** start of Record list **
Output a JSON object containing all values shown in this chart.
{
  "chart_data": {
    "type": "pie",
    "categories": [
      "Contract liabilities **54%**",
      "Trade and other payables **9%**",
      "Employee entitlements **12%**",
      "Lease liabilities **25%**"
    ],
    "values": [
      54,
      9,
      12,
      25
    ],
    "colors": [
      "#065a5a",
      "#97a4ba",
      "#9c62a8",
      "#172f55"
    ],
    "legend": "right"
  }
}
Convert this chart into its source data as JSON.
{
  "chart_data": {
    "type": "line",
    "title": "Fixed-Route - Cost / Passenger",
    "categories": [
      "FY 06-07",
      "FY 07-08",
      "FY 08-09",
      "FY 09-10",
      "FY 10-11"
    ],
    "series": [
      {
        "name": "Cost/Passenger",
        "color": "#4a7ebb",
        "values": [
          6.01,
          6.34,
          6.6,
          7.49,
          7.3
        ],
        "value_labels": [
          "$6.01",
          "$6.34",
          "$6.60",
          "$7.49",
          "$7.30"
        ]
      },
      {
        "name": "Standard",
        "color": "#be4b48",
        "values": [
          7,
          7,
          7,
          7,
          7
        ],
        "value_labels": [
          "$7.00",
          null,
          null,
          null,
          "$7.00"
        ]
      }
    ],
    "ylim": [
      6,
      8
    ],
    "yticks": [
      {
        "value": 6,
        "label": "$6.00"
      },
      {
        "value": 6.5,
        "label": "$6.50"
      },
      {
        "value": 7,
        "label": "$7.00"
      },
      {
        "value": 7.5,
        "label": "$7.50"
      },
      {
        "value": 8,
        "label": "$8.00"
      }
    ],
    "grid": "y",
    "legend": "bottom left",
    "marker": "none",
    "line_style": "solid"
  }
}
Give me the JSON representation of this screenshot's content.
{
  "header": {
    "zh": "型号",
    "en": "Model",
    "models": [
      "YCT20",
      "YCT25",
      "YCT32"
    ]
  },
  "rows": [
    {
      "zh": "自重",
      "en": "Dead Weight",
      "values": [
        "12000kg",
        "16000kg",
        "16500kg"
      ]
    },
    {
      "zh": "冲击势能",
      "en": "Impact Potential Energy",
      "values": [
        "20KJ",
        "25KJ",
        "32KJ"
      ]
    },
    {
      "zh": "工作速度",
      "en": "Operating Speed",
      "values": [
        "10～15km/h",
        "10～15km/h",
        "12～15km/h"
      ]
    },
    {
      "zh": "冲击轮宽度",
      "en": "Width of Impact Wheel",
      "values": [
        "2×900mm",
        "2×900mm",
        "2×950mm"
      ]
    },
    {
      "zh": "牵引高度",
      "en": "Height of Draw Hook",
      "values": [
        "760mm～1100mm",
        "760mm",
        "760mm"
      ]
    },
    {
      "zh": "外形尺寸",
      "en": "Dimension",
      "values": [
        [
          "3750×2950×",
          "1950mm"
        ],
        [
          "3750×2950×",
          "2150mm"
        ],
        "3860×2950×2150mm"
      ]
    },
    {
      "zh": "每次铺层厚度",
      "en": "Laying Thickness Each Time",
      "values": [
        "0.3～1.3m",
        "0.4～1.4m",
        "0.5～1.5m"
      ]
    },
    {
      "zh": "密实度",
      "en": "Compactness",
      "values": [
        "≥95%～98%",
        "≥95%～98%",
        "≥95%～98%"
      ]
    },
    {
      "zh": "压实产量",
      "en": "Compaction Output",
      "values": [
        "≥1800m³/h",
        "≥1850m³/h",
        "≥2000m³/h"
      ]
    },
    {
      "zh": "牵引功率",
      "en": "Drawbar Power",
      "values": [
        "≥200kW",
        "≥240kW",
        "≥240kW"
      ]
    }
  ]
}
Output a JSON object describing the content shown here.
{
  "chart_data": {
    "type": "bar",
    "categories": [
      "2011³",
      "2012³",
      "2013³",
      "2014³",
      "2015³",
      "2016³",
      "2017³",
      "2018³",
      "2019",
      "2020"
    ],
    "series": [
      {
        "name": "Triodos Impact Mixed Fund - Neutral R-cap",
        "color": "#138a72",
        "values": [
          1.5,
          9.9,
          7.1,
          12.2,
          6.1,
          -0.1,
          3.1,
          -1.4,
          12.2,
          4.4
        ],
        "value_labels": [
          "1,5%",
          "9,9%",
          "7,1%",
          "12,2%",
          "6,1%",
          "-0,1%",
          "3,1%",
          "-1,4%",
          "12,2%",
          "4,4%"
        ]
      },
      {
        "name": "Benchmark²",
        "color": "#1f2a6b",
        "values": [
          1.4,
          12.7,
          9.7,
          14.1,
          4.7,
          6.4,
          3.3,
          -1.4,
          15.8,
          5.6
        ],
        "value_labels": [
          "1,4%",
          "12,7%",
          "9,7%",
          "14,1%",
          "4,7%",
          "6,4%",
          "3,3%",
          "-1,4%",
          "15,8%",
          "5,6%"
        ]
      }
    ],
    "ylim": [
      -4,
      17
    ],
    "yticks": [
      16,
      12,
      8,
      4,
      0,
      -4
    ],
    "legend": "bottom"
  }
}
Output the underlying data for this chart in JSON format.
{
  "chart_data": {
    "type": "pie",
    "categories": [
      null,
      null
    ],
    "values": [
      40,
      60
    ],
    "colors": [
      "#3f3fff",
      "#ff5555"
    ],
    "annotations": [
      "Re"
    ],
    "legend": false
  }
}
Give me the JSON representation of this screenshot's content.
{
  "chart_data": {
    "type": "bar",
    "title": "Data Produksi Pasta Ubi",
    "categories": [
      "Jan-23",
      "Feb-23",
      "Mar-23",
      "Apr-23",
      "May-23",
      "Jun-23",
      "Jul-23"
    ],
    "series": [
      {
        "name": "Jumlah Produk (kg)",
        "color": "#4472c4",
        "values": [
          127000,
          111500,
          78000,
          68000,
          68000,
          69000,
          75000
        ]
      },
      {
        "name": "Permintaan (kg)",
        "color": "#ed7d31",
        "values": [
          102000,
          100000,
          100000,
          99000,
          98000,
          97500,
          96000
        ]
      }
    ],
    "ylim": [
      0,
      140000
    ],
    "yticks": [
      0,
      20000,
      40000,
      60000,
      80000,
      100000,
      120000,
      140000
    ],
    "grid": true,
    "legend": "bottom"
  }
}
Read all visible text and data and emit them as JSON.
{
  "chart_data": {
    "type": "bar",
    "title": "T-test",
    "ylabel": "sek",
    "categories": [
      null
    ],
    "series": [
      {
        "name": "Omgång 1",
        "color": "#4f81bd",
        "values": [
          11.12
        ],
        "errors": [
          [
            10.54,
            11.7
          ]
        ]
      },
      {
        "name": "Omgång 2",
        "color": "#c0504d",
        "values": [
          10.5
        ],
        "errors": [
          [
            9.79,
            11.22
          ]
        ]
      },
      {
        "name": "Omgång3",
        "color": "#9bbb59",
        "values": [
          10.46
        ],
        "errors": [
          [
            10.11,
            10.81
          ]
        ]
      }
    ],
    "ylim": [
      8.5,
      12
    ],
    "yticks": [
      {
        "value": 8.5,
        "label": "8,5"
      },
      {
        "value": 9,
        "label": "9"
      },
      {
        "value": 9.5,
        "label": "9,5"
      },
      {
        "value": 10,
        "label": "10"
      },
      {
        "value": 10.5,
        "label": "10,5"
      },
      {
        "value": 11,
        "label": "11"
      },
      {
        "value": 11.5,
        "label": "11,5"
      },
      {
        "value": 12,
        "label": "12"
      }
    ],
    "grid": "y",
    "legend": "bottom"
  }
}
** end of Record list **
What is needed → Extract the complete set of records unchanged.

Solved exercise →
Output a JSON object containing all values shown in this chart.
{
  "chart_data": {
    "type": "pie",
    "categories": [
      "Contract liabilities **54%**",
      "Trade and other payables **9%**",
      "Employee entitlements **12%**",
      "Lease liabilities **25%**"
    ],
    "values": [
      54,
      9,
      12,
      25
    ],
    "colors": [
      "#065a5a",
      "#97a4ba",
      "#9c62a8",
      "#172f55"
    ],
    "legend": "right"
  }
}
Convert this chart into its source data as JSON.
{
  "chart_data": {
    "type": "line",
    "title": "Fixed-Route - Cost / Passenger",
    "categories": [
      "FY 06-07",
      "FY 07-08",
      "FY 08-09",
      "FY 09-10",
      "FY 10-11"
    ],
    "series": [
      {
        "name": "Cost/Passenger",
        "color": "#4a7ebb",
        "values": [
          6.01,
          6.34,
          6.6,
          7.49,
          7.3
        ],
        "value_labels": [
          "$6.01",
          "$6.34",
          "$6.60",
          "$7.49",
          "$7.30"
        ]
      },
      {
        "name": "Standard",
        "color": "#be4b48",
        "values": [
          7,
          7,
          7,
          7,
          7
        ],
        "value_labels": [
          "$7.00",
          null,
          null,
          null,
          "$7.00"
        ]
      }
    ],
    "ylim": [
      6,
      8
    ],
    "yticks": [
      {
        "value": 6,
        "label": "$6.00"
      },
      {
        "value": 6.5,
        "label": "$6.50"
      },
      {
        "value": 7,
        "label": "$7.00"
      },
      {
        "value": 7.5,
        "label": "$7.50"
      },
      {
        "value": 8,
        "label": "$8.00"
      }
    ],
    "grid": "y",
    "legend": "bottom left",
    "marker": "none",
    "line_style": "solid"
  }
}
Give me the JSON representation of this screenshot's content.
{
  "header": {
    "zh": "型号",
    "en": "Model",
    "models": [
      "YCT20",
      "YCT25",
      "YCT32"
    ]
  },
  "rows": [
    {
      "zh": "自重",
      "en": "Dead Weight",
      "values": [
        "12000kg",
        "16000kg",
        "16500kg"
      ]
    },
    {
      "zh": "冲击势能",
      "en": "Impact Potential Energy",
      "values": [
        "20KJ",
        "25KJ",
        "32KJ"
      ]
    },
    {
      "zh": "工作速度",
      "en": "Operating Speed",
      "values": [
        "10～15km/h",
        "10～15km/h",
        "12～15km/h"
      ]
    },
    {
      "zh": "冲击轮宽度",
      "en": "Width of Impact Wheel",
      "values": [
        "2×900mm",
        "2×900mm",
        "2×950mm"
      ]
    },
    {
      "zh": "牵引高度",
      "en": "Height of Draw Hook",
      "values": [
        "760mm～1100mm",
        "760mm",
        "760mm"
      ]
    },
    {
      "zh": "外形尺寸",
      "en": "Dimension",
      "values": [
        [
          "3750×2950×",
          "1950mm"
        ],
        [
          "3750×2950×",
          "2150mm"
        ],
        "3860×2950×2150mm"
      ]
    },
    {
      "zh": "每次铺层厚度",
      "en": "Laying Thickness Each Time",
      "values": [
        "0.3～1.3m",
        "0.4～1.4m",
        "0.5～1.5m"
      ]
    },
    {
      "zh": "密实度",
      "en": "Compactness",
      "values": [
        "≥95%～98%",
        "≥95%～98%",
        "≥95%～98%"
      ]
    },
    {
      "zh": "压实产量",
      "en": "Compaction Output",
      "values": [
        "≥1800m³/h",
        "≥1850m³/h",
        "≥2000m³/h"
      ]
    },
    {
      "zh": "牵引功率",
      "en": "Drawbar Power",
      "values": [
        "≥200kW",
        "≥240kW",
        "≥240kW"
      ]
    }
  ]
}
Output a JSON object describing the content shown here.
{
  "chart_data": {
    "type": "bar",
    "categories": [
      "2011³",
      "2012³",
      "2013³",
      "2014³",
      "2015³",
      "2016³",
      "2017³",
      "2018³",
      "2019",
      "2020"
    ],
    "series": [
      {
        "name": "Triodos Impact Mixed Fund - Neutral R-cap",
        "color": "#138a72",
        "values": [
          1.5,
          9.9,
          7.1,
          12.2,
          6.1,
          -0.1,
          3.1,
          -1.4,
          12.2,
          4.4
        ],
        "value_labels": [
          "1,5%",
          "9,9%",
          "7,1%",
          "12,2%",
          "6,1%",
          "-0,1%",
          "3,1%",
          "-1,4%",
          "12,2%",
          "4,4%"
        ]
      },
      {
        "name": "Benchmark²",
        "color": "#1f2a6b",
        "values": [
          1.4,
          12.7,
          9.7,
          14.1,
          4.7,
          6.4,
          3.3,
          -1.4,
          15.8,
          5.6
        ],
        "value_labels": [
          "1,4%",
          "12,7%",
          "9,7%",
          "14,1%",
          "4,7%",
          "6,4%",
          "3,3%",
          "-1,4%",
          "15,8%",
          "5,6%"
        ]
      }
    ],
    "ylim": [
      -4,
      17
    ],
    "yticks": [
      16,
      12,
      8,
      4,
      0,
      -4
    ],
    "legend": "bottom"
  }
}
Output the underlying data for this chart in JSON format.
{
  "chart_data": {
    "type": "pie",
    "categories": [
      null,
      null
    ],
    "values": [
      40,
      60
    ],
    "colors": [
      "#3f3fff",
      "#ff5555"
    ],
    "annotations": [
      "Re"
    ],
    "legend": false
  }
}
Give me the JSON representation of this screenshot's content.
{
  "chart_data": {
    "type": "bar",
    "title": "Data Produksi Pasta Ubi",
    "categories": [
      "Jan-23",
      "Feb-23",
      "Mar-23",
      "Apr-23",
      "May-23",
      "Jun-23",
      "Jul-23"
    ],
    "series": [
      {
        "name": "Jumlah Produk (kg)",
        "color": "#4472c4",
        "values": [
          127000,
          111500,
          78000,
          68000,
          68000,
          69000,
          75000
        ]
      },
      {
        "name": "Permintaan (kg)",
        "color": "#ed7d31",
        "values": [
          102000,
          100000,
          100000,
          99000,
          98000,
          97500,
          96000
        ]
      }
    ],
    "ylim": [
      0,
      140000
    ],
    "yticks": [
      0,
      20000,
      40000,
      60000,
      80000,
      100000,
      120000,
      140000
    ],
    "grid": true,
    "legend": "bottom"
  }
}
Read all visible text and data and emit them as JSON.
{
  "chart_data": {
    "type": "bar",
    "title": "T-test",
    "ylabel": "sek",
    "categories": [
      null
    ],
    "series": [
      {
        "name": "Omgång 1",
        "color": "#4f81bd",
        "values": [
          11.12
        ],
        "errors": [
          [
            10.54,
            11.7
          ]
        ]
      },
      {
        "name": "Omgång 2",
        "color": "#c0504d",
        "values": [
          10.5
        ],
        "errors": [
          [
            9.79,
            11.22
          ]
        ]
      },
      {
        "name": "Omgång3",
        "color": "#9bbb59",
        "values": [
          10.46
        ],
        "errors": [
          [
            10.11,
            10.81
          ]
        ]
      }
    ],
    "ylim": [
      8.5,
      12
    ],
    "yticks": [
      {
        "value": 8.5,
        "label": "8,5"
      },
      {
        "value": 9,
        "label": "9"
      },
      {
        "value": 9.5,
        "label": "9,5"
      },
      {
        "value": 10,
        "label": "10"
      },
      {
        "value": 10.5,
        "label": "10,5"
      },
      {
        "value": 11,
        "label": "11"
      },
      {
        "value": 11.5,
        "label": "11,5"
      },
      {
        "value": 12,
        "label": "12"
      }
    ],
    "grid": "y",
    "legend": "bottom"
  }
}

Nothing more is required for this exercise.